[Begin GIVEN DATA]
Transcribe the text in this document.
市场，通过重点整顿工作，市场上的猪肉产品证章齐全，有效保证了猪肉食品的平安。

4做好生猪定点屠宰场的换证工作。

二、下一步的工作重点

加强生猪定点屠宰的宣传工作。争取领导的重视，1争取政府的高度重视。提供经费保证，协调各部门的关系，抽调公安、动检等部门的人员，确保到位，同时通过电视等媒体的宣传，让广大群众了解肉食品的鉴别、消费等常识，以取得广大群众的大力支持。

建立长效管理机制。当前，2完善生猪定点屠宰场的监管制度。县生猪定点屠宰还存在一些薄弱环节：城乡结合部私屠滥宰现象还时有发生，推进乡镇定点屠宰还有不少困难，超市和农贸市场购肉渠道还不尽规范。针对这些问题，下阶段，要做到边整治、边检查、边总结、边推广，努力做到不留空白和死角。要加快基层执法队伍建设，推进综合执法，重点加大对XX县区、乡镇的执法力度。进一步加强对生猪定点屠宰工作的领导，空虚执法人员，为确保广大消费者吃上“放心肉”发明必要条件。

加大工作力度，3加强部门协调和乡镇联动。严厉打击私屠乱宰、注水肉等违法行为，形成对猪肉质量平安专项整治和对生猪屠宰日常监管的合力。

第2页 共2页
[End GIVEN DATA]
WORK INSTRUCTIONS —
Each record above should be restated word for word.

EXERCISE ANSWER —
Transcribe the text in this document.
市场，通过重点整顿工作，市场上的猪肉产品证章齐全，有效保证了猪肉食品的平安。

4做好生猪定点屠宰场的换证工作。

二、下一步的工作重点

加强生猪定点屠宰的宣传工作。争取领导的重视，1争取政府的高度重视。提供经费保证，协调各部门的关系，抽调公安、动检等部门的人员，确保到位，同时通过电视等媒体的宣传，让广大群众了解肉食品的鉴别、消费等常识，以取得广大群众的大力支持。

建立长效管理机制。当前，2完善生猪定点屠宰场的监管制度。县生猪定点屠宰还存在一些薄弱环节：城乡结合部私屠滥宰现象还时有发生，推进乡镇定点屠宰还有不少困难，超市和农贸市场购肉渠道还不尽规范。针对这些问题，下阶段，要做到边整治、边检查、边总结、边推广，努力做到不留空白和死角。要加快基层执法队伍建设，推进综合执法，重点加大对XX县区、乡镇的执法力度。进一步加强对生猪定点屠宰工作的领导，空虚执法人员，为确保广大消费者吃上“放心肉”发明必要条件。

加大工作力度，3加强部门协调和乡镇联动。严厉打击私屠乱宰、注水肉等违法行为，形成对猪肉质量平安专项整治和对生猪屠宰日常监管的合力。

第2页 共2页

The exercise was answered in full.